(Box annotation data)
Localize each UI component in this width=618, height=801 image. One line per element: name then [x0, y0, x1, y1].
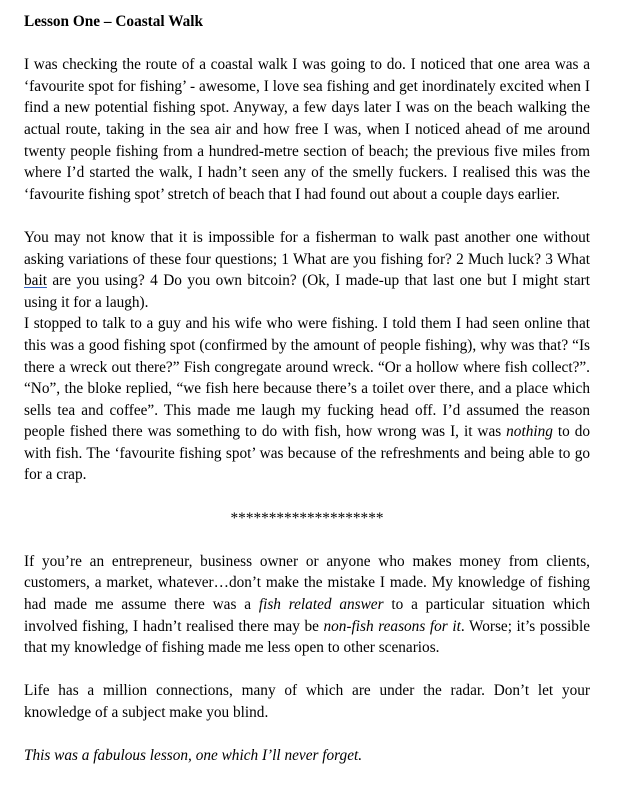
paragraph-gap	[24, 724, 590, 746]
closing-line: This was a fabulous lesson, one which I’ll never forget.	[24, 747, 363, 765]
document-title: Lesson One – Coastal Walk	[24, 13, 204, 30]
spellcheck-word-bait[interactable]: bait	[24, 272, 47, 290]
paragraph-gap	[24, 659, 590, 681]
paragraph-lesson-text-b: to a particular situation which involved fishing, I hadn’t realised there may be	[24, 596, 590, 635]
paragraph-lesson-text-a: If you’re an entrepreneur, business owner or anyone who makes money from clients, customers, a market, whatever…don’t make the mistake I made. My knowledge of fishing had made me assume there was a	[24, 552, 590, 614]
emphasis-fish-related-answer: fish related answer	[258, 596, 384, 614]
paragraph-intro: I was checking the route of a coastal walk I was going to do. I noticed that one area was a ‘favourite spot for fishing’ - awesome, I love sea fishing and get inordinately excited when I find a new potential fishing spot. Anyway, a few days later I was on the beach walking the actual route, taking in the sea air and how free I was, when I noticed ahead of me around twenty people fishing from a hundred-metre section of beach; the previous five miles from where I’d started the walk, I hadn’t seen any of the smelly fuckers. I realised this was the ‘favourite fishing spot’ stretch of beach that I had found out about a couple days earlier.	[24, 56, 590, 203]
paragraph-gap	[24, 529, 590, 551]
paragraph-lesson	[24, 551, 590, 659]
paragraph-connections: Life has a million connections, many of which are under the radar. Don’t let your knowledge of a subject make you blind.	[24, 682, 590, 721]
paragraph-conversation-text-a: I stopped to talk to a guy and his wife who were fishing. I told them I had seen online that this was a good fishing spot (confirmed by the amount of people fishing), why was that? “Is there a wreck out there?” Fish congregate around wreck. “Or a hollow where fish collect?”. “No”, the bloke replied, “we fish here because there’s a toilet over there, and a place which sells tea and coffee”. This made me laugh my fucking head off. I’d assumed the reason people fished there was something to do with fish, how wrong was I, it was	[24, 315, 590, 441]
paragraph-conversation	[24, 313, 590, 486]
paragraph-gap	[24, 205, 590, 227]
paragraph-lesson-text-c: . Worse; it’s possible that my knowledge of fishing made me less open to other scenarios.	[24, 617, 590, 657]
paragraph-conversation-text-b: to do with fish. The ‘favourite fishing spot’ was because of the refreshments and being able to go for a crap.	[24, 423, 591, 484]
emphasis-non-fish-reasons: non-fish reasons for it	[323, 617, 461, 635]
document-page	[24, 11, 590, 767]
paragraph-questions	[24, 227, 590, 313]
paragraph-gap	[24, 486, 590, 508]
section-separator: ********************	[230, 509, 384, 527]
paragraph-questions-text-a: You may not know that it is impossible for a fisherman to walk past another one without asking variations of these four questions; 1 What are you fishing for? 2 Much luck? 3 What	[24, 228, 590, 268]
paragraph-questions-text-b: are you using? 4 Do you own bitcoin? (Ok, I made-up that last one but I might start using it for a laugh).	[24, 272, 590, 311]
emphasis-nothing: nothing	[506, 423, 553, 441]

* * *

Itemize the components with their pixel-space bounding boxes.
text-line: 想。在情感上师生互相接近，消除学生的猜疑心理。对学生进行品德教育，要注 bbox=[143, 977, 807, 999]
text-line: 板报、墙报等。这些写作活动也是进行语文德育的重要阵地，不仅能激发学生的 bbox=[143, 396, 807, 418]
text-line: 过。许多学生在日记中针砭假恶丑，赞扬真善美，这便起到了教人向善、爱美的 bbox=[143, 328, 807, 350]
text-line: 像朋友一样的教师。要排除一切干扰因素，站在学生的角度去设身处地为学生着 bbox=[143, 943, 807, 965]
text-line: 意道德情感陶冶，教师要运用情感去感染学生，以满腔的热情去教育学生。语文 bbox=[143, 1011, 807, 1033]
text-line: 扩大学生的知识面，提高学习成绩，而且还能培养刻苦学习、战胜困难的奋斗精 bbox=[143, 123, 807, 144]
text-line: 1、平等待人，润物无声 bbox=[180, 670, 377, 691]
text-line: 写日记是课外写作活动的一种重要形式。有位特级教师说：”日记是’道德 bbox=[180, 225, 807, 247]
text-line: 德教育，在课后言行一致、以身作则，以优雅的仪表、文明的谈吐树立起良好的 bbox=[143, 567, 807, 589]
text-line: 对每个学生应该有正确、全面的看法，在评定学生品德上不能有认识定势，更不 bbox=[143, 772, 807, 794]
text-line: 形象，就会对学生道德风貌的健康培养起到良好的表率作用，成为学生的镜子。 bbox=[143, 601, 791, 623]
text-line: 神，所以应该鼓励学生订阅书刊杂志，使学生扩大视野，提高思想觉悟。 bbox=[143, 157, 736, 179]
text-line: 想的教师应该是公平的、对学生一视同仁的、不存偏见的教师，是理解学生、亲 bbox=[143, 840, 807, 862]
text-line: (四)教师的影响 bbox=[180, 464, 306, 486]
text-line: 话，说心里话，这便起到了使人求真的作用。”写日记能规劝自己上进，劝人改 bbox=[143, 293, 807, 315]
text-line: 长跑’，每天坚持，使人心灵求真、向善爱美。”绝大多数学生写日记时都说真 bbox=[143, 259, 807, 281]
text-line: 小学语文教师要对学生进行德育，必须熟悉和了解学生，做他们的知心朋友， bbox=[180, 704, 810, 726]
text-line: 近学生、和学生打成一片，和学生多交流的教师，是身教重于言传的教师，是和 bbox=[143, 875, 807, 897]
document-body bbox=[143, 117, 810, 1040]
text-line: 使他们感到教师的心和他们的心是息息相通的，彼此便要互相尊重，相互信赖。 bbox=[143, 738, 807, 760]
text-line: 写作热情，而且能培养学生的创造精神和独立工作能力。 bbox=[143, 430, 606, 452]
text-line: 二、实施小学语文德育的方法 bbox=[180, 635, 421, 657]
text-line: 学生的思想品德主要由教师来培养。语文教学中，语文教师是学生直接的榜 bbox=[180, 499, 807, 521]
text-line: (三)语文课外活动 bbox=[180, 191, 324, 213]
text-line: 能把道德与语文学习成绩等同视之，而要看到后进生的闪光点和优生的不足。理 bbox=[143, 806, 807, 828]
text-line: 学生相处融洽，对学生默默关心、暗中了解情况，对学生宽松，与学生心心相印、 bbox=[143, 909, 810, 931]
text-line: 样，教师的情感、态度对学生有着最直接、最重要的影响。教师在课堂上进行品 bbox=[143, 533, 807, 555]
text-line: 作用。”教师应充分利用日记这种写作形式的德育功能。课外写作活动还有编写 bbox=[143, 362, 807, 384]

WHAT IS REQUIRED - Repeat the material verbatim, starting with the line containing "Itemize the components" and continuing through the line containing "text-line: 1、平等待人，润物无声 bbox=[180, 670, 377, 691]".

RESULT -
Itemize the components with their pixel-space bounding boxes.
text-line: 想。在情感上师生互相接近，消除学生的猜疑心理。对学生进行品德教育，要注 bbox=[143, 977, 807, 999]
text-line: 板报、墙报等。这些写作活动也是进行语文德育的重要阵地，不仅能激发学生的 bbox=[143, 396, 807, 418]
text-line: 过。许多学生在日记中针砭假恶丑，赞扬真善美，这便起到了教人向善、爱美的 bbox=[143, 328, 807, 350]
text-line: 像朋友一样的教师。要排除一切干扰因素，站在学生的角度去设身处地为学生着 bbox=[143, 943, 807, 965]
text-line: 意道德情感陶冶，教师要运用情感去感染学生，以满腔的热情去教育学生。语文 bbox=[143, 1011, 807, 1033]
text-line: 扩大学生的知识面，提高学习成绩，而且还能培养刻苦学习、战胜困难的奋斗精 bbox=[143, 123, 807, 144]
text-line: 1、平等待人，润物无声 bbox=[180, 670, 377, 691]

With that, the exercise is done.